**WHAT YOU ARE ASKED TO DO**
Copy the records word for word, starting at the very first line and ending with the line that contains "data-label: 6 [895,467,904,484]", including that line.

**EXERCISE INPUT**
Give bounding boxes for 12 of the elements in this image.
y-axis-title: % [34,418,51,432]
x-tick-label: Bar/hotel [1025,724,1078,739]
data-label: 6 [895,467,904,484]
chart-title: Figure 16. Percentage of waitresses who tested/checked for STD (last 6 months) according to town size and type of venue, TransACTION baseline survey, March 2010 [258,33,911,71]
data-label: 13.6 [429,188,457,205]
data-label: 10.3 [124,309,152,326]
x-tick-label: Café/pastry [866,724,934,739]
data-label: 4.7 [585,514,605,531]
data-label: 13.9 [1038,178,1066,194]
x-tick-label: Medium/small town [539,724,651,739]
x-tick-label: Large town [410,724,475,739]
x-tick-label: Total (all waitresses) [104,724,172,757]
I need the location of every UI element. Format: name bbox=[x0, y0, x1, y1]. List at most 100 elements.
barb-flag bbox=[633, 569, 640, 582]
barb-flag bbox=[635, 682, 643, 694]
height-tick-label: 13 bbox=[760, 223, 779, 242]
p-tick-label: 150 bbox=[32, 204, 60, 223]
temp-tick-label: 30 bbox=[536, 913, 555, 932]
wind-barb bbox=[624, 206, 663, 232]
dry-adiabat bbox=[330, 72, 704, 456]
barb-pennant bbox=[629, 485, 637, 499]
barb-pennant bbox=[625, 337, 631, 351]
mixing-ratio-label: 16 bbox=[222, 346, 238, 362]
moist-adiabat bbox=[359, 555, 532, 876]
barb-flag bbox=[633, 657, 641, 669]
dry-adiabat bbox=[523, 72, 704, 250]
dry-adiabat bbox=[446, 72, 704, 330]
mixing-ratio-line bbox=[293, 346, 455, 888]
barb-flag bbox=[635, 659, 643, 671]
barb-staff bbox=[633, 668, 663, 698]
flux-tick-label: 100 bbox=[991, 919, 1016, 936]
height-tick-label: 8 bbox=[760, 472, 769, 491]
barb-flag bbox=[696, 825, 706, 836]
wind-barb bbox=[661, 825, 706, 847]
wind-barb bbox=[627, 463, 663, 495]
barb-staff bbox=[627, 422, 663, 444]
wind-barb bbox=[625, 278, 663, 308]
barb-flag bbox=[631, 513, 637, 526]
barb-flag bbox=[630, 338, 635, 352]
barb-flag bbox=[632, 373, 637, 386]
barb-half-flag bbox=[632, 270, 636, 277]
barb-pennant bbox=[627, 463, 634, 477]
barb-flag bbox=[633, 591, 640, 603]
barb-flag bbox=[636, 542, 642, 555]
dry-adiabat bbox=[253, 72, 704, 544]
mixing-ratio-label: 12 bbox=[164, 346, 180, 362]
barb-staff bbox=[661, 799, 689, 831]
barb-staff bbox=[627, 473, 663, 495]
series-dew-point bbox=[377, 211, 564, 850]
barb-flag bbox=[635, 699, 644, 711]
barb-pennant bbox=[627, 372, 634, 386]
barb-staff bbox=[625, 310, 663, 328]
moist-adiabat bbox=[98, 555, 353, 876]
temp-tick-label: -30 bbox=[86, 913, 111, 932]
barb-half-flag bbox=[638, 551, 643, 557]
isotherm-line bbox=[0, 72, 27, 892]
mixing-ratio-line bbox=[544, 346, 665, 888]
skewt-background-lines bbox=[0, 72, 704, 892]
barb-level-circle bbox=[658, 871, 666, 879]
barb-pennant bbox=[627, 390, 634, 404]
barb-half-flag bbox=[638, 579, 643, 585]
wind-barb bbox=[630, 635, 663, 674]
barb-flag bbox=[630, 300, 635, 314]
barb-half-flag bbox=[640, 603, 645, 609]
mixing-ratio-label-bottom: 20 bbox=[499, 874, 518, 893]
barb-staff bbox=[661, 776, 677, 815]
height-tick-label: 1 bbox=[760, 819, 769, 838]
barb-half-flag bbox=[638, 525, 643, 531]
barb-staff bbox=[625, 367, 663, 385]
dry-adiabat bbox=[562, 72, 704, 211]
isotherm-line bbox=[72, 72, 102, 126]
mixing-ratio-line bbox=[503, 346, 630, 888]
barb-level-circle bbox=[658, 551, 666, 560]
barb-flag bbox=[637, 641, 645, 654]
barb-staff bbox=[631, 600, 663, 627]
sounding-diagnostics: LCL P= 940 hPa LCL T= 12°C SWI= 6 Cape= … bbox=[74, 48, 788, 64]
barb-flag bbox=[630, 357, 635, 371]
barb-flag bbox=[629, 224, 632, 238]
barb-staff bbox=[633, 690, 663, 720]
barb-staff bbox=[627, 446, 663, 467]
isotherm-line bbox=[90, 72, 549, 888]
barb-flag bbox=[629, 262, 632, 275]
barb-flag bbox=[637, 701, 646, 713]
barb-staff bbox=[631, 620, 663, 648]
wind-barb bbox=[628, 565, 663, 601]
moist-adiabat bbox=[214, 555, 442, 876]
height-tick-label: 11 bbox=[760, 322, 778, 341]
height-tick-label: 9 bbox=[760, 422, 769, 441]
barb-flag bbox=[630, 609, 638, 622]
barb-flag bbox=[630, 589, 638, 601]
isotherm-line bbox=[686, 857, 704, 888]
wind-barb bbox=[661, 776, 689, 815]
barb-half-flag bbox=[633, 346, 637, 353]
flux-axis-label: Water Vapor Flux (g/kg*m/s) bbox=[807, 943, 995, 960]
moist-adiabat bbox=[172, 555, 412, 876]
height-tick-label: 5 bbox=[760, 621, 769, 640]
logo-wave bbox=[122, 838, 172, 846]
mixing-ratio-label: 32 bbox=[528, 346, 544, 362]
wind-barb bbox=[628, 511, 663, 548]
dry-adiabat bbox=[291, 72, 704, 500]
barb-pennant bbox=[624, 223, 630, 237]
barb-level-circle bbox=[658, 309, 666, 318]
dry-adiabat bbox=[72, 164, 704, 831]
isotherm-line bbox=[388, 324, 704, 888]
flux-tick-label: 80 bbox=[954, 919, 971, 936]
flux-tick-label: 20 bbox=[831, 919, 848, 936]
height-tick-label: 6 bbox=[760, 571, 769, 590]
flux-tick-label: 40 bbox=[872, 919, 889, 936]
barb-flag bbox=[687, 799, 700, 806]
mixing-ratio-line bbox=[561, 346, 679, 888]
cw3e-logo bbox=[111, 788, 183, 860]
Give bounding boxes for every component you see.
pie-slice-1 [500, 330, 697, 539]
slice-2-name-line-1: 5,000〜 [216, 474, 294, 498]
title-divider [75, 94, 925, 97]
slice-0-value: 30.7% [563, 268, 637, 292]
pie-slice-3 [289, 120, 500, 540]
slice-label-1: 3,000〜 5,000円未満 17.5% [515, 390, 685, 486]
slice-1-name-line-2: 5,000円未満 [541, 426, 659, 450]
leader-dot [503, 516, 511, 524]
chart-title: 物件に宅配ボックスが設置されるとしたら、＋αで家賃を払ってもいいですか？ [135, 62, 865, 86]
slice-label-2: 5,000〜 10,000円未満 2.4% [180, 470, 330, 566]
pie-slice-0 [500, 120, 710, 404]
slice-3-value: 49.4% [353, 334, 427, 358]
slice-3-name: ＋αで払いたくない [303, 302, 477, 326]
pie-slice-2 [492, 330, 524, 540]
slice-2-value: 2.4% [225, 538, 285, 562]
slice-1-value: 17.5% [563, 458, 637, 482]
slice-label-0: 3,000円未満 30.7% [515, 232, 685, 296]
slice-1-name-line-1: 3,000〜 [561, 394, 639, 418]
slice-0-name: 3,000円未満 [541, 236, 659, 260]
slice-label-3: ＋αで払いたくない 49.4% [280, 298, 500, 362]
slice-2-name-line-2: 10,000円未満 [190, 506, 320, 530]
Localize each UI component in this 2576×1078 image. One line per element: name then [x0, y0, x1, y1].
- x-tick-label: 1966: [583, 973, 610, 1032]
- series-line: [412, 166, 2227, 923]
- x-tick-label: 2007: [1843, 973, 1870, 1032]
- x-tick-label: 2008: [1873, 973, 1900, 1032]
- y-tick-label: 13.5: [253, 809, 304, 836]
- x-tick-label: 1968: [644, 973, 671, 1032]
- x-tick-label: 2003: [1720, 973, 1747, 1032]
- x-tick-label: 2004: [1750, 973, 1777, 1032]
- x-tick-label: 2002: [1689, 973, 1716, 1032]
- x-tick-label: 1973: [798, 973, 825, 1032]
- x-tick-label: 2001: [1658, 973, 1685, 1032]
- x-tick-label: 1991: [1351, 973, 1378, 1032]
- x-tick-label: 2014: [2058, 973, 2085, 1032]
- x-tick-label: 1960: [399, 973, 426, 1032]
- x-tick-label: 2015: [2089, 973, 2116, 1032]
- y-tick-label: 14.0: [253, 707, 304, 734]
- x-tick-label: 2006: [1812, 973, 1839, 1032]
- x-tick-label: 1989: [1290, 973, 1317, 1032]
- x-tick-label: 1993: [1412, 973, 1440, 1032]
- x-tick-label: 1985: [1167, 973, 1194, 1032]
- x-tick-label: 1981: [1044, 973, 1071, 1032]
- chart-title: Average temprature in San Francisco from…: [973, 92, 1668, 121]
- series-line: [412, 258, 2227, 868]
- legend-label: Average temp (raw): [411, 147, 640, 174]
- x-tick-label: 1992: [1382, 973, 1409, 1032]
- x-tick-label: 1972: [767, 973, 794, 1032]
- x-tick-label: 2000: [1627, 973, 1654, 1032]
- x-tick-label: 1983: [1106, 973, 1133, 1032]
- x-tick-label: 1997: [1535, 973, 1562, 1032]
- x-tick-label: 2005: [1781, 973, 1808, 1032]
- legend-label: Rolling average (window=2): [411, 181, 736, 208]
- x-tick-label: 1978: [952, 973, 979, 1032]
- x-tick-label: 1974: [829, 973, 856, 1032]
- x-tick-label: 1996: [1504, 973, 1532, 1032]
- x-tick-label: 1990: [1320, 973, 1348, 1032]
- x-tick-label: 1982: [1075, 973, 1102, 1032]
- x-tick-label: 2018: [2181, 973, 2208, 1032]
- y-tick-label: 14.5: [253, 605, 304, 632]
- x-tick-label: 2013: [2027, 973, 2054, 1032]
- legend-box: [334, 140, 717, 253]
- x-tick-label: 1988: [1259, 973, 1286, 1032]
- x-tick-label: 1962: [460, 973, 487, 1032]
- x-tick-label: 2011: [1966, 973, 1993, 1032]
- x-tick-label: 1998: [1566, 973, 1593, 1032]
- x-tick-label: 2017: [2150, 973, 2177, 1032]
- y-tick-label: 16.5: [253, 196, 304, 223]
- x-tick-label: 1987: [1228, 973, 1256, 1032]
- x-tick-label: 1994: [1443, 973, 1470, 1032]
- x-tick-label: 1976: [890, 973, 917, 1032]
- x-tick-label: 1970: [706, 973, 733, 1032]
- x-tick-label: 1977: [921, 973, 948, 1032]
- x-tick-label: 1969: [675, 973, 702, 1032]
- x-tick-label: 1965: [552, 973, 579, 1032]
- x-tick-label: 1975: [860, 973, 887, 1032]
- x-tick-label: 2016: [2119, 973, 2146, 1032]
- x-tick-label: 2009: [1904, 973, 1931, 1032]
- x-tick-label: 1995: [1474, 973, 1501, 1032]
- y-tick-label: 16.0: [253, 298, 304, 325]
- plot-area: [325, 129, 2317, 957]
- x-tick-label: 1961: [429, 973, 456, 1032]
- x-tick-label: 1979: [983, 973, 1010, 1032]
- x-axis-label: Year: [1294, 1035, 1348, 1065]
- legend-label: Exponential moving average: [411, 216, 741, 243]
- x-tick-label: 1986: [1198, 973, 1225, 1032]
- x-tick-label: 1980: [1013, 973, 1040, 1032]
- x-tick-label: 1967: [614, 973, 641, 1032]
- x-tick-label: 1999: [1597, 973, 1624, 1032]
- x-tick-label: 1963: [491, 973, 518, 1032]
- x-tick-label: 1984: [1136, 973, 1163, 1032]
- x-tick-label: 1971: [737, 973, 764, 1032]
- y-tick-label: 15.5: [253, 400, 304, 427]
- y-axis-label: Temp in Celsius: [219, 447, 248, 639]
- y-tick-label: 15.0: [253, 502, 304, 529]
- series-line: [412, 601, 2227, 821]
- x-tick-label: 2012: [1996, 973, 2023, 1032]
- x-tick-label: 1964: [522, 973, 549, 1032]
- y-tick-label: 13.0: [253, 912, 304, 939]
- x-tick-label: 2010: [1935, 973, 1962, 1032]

**THE RESULT**
Give bounding boxes for 12 of the elements in this image.
y-axis-title: % [34,418,51,432]
x-tick-label: Bar/hotel [1025,724,1078,739]
data-label: 6 [895,467,904,484]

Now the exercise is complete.